• [The exercise]
Take every line that has the string "Profit" and copy it out.
--- START Record set ---
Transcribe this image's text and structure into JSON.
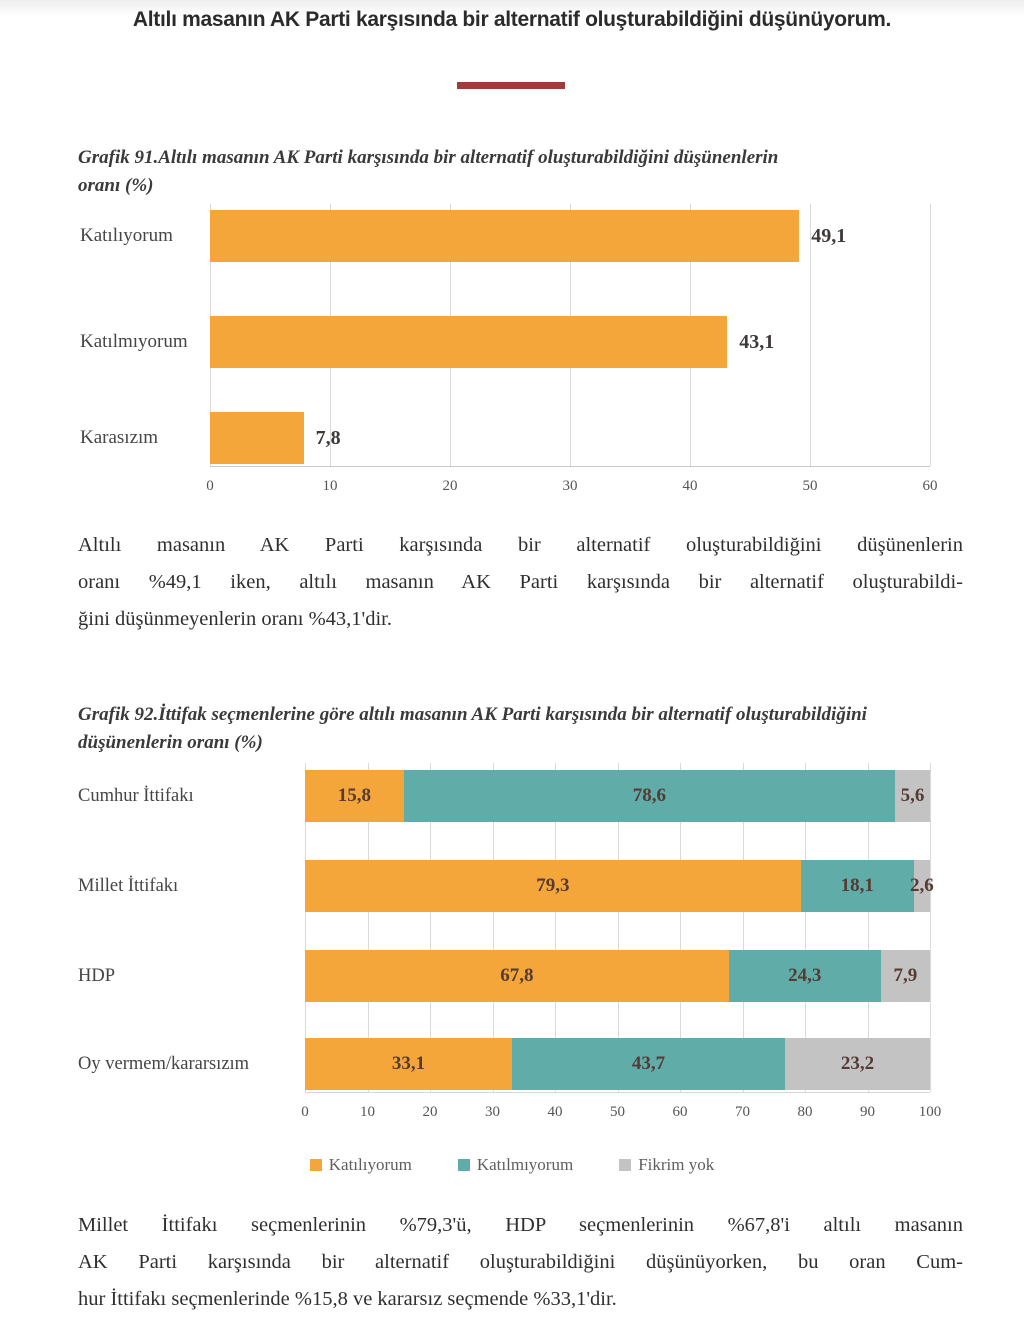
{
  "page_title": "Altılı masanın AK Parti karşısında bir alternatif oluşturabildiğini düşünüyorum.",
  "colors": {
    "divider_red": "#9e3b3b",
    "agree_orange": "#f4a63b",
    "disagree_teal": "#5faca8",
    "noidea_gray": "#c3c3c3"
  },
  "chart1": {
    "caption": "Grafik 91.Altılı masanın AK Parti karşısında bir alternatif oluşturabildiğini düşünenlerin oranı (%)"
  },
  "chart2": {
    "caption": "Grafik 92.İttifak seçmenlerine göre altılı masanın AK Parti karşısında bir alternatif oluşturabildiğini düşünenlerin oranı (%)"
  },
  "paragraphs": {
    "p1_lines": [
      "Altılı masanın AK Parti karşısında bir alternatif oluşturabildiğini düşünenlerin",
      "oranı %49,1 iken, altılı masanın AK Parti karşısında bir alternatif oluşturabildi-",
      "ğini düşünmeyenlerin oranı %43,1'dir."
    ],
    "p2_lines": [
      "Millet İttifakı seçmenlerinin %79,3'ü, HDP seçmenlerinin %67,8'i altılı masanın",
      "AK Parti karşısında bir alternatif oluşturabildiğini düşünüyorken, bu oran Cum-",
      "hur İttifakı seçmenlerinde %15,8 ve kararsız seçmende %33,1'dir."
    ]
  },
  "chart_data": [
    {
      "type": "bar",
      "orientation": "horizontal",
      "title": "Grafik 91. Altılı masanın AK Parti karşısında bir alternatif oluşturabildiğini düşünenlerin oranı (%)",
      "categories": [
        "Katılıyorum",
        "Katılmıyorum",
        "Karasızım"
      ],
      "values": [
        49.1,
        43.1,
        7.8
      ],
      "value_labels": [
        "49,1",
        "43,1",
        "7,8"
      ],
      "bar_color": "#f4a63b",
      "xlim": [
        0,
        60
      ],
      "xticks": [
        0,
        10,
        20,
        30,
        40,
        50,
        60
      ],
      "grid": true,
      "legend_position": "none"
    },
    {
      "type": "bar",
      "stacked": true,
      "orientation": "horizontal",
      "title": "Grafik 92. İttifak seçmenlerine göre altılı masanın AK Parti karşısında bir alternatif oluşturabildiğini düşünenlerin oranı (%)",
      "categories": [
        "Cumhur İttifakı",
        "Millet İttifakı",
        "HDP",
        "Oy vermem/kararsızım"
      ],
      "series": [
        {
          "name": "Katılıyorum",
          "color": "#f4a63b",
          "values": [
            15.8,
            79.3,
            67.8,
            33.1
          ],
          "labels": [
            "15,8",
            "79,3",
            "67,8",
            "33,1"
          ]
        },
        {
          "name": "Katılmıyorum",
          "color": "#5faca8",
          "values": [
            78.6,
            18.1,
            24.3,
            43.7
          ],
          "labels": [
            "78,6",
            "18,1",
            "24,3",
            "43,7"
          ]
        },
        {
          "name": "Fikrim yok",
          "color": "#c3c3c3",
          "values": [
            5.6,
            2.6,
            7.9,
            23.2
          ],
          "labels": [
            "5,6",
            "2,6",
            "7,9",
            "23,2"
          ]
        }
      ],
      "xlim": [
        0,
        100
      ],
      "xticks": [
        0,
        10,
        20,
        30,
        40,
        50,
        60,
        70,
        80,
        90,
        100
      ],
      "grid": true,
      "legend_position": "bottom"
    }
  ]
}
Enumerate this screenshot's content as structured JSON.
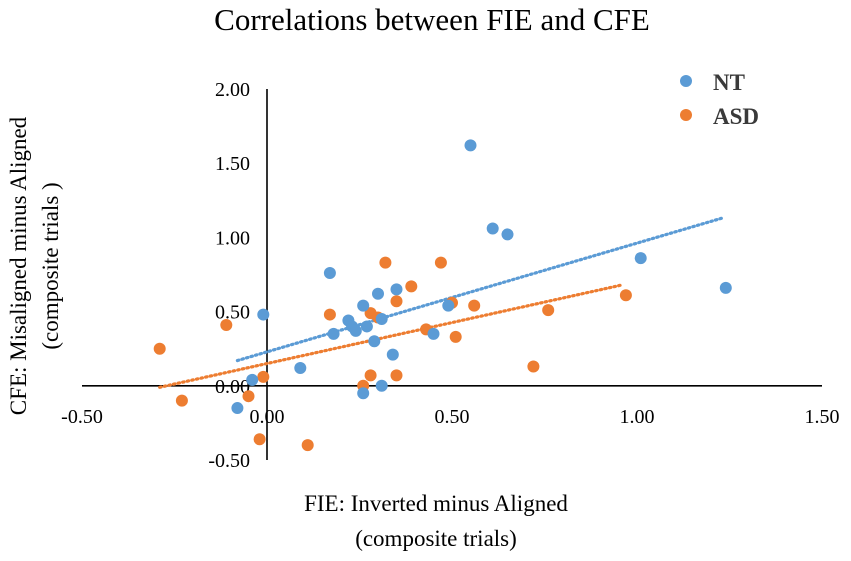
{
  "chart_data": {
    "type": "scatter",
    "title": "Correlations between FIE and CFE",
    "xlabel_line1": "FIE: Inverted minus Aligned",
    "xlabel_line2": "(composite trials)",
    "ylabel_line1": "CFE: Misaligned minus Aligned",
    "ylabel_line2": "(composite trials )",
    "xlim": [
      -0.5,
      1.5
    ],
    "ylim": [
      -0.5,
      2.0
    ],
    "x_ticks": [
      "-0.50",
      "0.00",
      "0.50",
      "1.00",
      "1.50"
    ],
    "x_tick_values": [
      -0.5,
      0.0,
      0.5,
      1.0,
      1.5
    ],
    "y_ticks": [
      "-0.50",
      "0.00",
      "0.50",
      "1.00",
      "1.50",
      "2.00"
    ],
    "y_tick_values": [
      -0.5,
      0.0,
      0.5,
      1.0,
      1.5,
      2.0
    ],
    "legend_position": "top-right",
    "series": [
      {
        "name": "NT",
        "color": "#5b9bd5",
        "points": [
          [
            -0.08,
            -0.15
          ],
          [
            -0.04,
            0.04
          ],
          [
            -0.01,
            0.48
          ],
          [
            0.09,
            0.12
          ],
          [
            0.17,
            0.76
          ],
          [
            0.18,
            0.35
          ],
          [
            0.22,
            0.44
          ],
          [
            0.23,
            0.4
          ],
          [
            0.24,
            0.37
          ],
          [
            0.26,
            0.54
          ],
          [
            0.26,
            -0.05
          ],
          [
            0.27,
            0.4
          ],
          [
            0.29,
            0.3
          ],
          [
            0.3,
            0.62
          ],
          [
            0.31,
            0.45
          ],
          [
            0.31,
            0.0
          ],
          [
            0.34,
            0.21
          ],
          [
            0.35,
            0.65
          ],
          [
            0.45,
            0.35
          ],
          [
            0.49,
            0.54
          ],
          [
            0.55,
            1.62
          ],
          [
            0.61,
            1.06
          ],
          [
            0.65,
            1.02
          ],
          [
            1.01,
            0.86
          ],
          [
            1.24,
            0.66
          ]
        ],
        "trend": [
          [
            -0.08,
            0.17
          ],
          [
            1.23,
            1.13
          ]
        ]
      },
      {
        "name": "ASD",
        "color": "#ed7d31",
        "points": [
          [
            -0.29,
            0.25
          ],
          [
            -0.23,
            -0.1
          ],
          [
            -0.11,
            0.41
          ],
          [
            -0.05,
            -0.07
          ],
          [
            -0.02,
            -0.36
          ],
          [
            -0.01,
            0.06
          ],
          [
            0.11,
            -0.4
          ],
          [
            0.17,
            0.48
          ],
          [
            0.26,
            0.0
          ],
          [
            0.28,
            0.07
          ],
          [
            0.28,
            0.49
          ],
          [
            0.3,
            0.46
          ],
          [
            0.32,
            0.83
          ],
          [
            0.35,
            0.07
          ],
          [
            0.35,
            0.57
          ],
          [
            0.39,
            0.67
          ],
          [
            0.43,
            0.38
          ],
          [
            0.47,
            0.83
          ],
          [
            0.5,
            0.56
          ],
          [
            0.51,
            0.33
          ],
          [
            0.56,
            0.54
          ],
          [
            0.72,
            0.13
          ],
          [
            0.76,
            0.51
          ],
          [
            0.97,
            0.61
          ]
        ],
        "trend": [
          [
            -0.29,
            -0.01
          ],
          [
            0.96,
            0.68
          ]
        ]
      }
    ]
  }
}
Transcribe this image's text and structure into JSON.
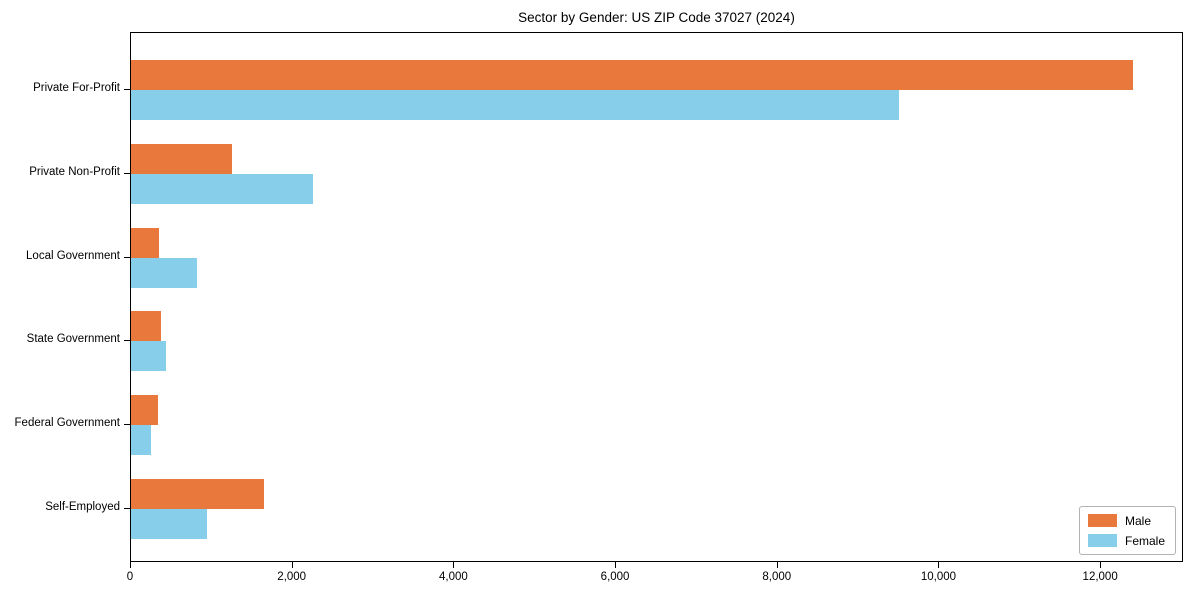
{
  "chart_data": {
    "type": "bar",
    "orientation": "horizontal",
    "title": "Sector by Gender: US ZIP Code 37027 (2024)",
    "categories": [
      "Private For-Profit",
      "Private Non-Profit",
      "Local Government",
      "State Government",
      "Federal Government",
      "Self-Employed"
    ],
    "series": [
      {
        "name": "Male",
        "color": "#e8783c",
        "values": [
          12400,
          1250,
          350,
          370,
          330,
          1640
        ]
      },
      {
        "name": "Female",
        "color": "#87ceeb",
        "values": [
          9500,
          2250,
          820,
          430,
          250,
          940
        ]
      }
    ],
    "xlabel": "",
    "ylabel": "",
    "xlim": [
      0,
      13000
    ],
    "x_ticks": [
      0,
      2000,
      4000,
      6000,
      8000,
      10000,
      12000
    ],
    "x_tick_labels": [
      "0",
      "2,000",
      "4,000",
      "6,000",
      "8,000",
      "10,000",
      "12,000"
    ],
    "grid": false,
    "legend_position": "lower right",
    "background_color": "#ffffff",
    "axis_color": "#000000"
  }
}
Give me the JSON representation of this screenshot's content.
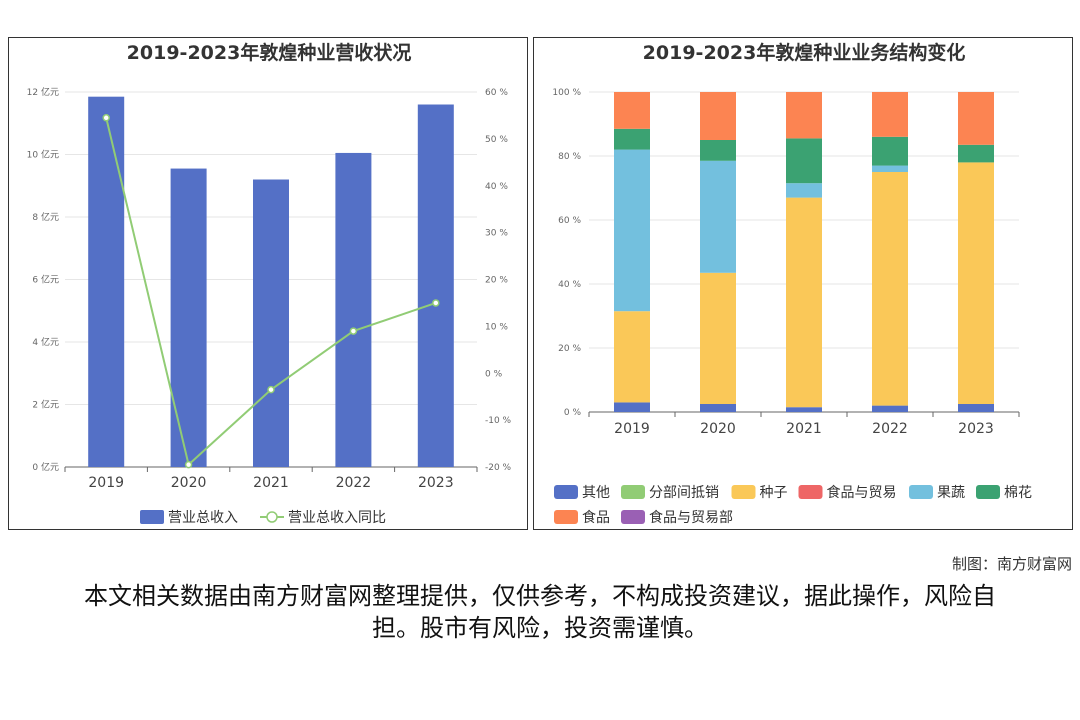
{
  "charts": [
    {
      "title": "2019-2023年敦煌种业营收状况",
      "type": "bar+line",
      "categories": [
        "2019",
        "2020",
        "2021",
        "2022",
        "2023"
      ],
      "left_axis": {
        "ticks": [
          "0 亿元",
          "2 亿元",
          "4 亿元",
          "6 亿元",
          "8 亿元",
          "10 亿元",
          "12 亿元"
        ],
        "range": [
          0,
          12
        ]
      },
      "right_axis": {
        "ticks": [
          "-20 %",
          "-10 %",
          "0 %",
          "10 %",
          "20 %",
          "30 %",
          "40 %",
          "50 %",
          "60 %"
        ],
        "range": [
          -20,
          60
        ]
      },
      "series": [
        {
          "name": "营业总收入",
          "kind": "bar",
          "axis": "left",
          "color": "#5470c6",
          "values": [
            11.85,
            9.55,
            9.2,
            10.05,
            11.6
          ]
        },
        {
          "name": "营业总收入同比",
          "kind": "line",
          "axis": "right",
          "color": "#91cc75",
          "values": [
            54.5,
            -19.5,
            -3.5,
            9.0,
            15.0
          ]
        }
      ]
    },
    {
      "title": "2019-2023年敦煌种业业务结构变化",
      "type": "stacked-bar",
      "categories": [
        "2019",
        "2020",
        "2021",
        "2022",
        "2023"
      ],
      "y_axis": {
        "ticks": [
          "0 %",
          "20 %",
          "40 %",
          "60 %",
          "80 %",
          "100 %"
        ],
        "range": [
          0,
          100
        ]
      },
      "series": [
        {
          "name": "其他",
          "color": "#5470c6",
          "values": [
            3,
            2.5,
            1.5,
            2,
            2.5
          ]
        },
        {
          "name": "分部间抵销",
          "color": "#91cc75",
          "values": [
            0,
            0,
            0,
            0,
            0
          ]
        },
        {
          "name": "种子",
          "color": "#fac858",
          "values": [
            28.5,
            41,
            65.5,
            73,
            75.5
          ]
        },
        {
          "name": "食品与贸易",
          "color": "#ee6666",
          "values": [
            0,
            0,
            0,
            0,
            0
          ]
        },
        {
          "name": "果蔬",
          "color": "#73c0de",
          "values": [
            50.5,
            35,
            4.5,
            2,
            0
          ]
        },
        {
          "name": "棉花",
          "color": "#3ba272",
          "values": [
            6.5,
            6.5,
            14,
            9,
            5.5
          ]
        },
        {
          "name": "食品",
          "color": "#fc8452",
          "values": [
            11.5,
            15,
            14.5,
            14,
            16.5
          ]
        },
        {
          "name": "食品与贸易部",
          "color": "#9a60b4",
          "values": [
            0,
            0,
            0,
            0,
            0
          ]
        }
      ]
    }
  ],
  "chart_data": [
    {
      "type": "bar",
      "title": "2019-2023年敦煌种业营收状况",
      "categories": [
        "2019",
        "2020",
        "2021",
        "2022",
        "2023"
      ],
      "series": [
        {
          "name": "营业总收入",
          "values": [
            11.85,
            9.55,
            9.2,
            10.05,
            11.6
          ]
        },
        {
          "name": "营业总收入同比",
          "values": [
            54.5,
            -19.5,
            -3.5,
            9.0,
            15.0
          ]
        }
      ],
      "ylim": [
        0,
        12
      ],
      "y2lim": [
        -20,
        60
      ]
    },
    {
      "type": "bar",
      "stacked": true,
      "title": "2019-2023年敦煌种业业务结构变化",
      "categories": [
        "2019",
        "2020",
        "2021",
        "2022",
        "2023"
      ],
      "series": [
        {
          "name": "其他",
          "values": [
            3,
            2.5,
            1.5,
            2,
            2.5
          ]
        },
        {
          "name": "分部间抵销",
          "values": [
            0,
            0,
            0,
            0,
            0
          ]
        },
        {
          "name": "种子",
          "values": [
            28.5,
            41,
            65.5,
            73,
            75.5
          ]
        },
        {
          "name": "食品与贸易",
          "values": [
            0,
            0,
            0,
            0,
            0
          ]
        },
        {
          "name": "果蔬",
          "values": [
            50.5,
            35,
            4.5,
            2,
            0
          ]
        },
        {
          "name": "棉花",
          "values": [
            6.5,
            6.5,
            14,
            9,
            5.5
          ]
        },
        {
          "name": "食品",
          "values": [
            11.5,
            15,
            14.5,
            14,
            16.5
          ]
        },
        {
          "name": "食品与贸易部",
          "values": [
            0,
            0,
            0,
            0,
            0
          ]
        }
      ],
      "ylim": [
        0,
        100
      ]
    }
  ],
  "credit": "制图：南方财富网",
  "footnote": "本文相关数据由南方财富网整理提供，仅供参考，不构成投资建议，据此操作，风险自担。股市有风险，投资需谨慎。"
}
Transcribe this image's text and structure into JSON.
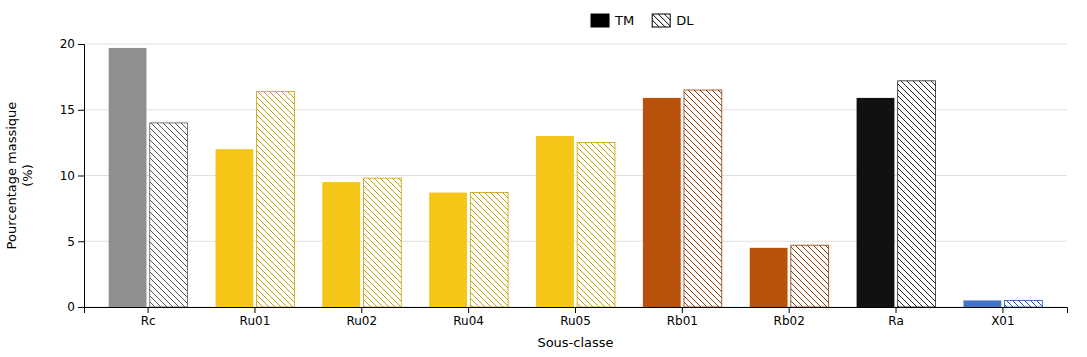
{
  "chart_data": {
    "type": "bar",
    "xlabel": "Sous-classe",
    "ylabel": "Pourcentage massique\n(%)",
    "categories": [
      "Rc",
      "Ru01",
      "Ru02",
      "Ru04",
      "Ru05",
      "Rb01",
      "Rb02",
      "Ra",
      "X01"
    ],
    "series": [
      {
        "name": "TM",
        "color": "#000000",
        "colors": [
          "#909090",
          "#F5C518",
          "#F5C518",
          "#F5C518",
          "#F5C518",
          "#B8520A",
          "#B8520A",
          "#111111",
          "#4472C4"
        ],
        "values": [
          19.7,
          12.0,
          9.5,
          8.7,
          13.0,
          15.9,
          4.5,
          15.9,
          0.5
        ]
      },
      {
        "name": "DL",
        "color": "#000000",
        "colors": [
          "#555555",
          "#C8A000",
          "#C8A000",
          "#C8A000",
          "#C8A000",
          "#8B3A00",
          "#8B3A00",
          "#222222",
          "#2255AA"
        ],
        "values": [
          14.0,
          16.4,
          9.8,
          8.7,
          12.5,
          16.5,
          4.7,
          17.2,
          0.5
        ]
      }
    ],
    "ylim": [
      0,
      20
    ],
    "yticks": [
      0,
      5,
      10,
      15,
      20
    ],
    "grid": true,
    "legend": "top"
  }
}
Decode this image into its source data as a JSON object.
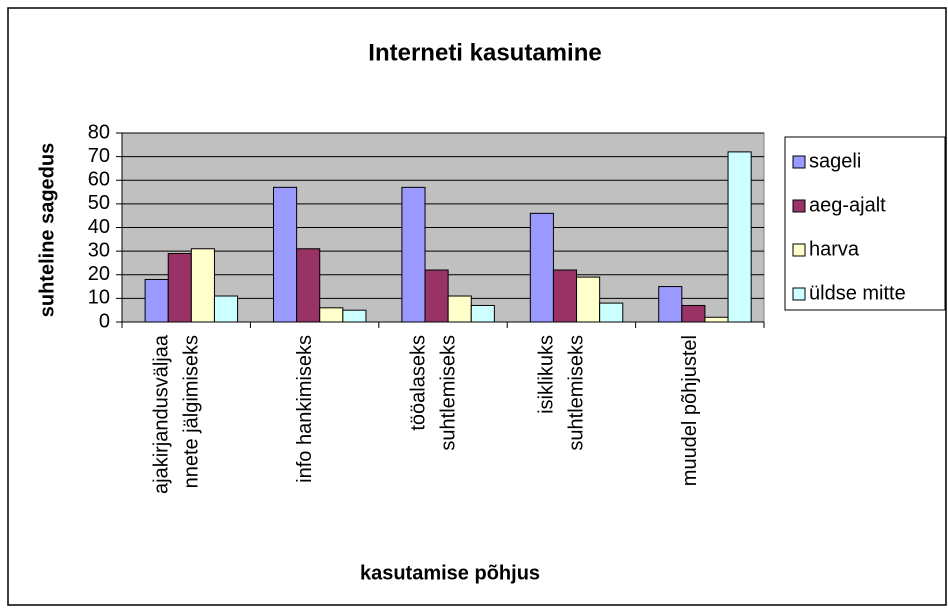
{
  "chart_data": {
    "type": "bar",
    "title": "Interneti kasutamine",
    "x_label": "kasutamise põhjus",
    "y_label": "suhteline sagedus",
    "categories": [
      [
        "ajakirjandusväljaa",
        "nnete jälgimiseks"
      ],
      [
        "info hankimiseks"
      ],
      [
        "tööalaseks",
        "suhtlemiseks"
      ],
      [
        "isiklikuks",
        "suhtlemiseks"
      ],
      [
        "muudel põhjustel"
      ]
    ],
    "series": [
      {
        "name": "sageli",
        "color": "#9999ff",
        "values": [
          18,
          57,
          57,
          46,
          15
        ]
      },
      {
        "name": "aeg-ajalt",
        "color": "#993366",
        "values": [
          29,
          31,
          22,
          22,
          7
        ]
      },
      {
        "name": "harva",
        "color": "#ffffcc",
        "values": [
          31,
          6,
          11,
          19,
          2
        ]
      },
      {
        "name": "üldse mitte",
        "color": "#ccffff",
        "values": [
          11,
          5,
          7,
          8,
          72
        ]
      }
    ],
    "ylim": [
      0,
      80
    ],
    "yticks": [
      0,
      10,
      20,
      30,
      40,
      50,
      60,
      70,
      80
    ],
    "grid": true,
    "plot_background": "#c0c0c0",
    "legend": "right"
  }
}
--- END Record set ---
• [Reply]
      "Private For-Profit",
      "Private Non-Profit",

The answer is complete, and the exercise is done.